Your objective
Transcribe the records below in full; pictures stay out of the copy.

Entries provided
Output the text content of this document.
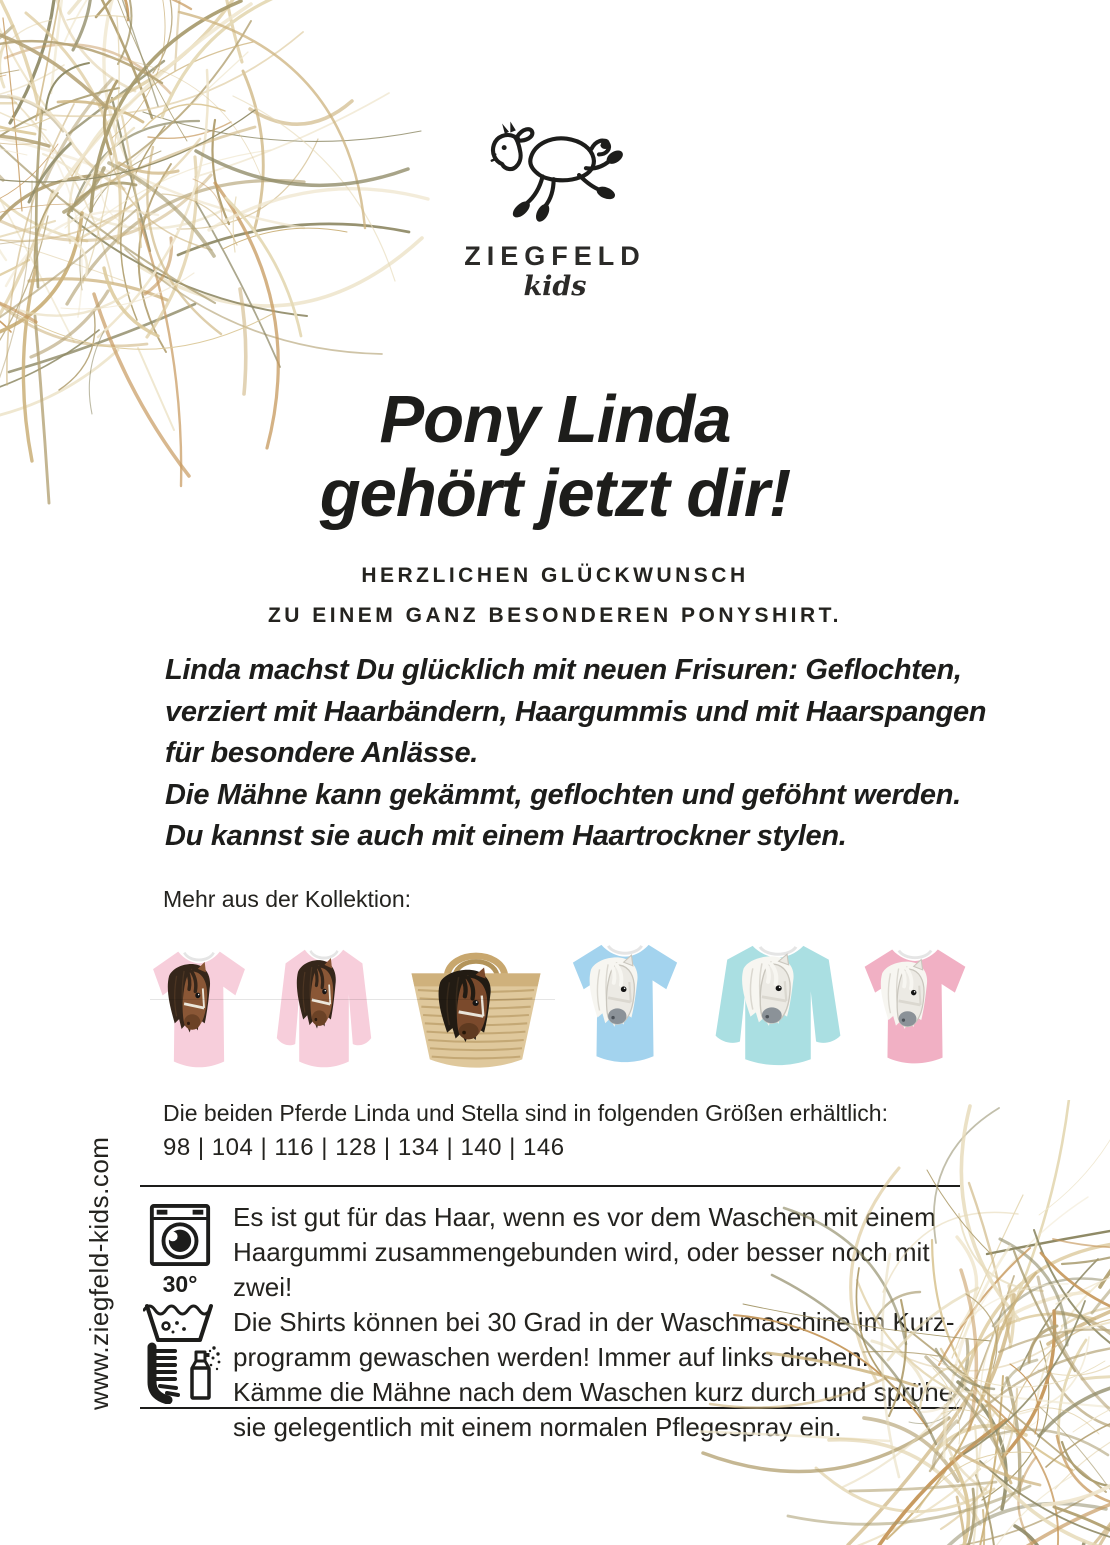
ZIEGFELD
kids
Pony Linda
gehört jetzt dir!
HERZLICHEN GLÜCKWUNSCH
ZU EINEM GANZ BESONDEREN PONYSHIRT.
Linda machst Du glücklich mit neuen Frisuren: Geflochten,
verziert mit Haarbändern, Haargummis und mit Haarspangen
für besondere Anlässe.
Die Mähne kann gekämmt, geflochten und geföhnt werden.
Du kannst sie auch mit einem Haartrockner stylen.
Mehr aus der Kollektion:
Die beiden Pferde Linda und Stella sind in folgenden Größen erhältlich:
98 | 104 | 116 | 128 | 134 | 140 | 146
30°
Es ist gut für das Haar, wenn es vor dem Waschen mit einem
Haargummi zusammengebunden wird, oder besser noch mit zwei!
Die Shirts können bei 30 Grad in der Waschmaschine im Kurz-
programm gewaschen werden! Immer auf links drehen.
Kämme die Mähne nach dem Waschen kurz durch und sprühe
sie gelegentlich mit einem normalen Pflegespray ein.
www.ziegfeld-kids.com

The response
Output the text content of this document.
ZIEGFELD
kids
Pony Linda
gehört jetzt dir!
HERZLICHEN GLÜCKWUNSCH
ZU EINEM GANZ BESONDEREN PONYSHIRT.
Linda machst Du glücklich mit neuen Frisuren: Geflochten,
verziert mit Haarbändern, Haargummis und mit Haarspangen
für besondere Anlässe.
Die Mähne kann gekämmt, geflochten und geföhnt werden.
Du kannst sie auch mit einem Haartrockner stylen.
Mehr aus der Kollektion:
Die beiden Pferde Linda und Stella sind in folgenden Größen erhältlich:
98 | 104 | 116 | 128 | 134 | 140 | 146
30°
Es ist gut für das Haar, wenn es vor dem Waschen mit einem
Haargummi zusammengebunden wird, oder besser noch mit zwei!
Die Shirts können bei 30 Grad in der Waschmaschine im Kurz-
programm gewaschen werden! Immer auf links drehen.
Kämme die Mähne nach dem Waschen kurz durch und sprühe
sie gelegentlich mit einem normalen Pflegespray ein.
www.ziegfeld-kids.com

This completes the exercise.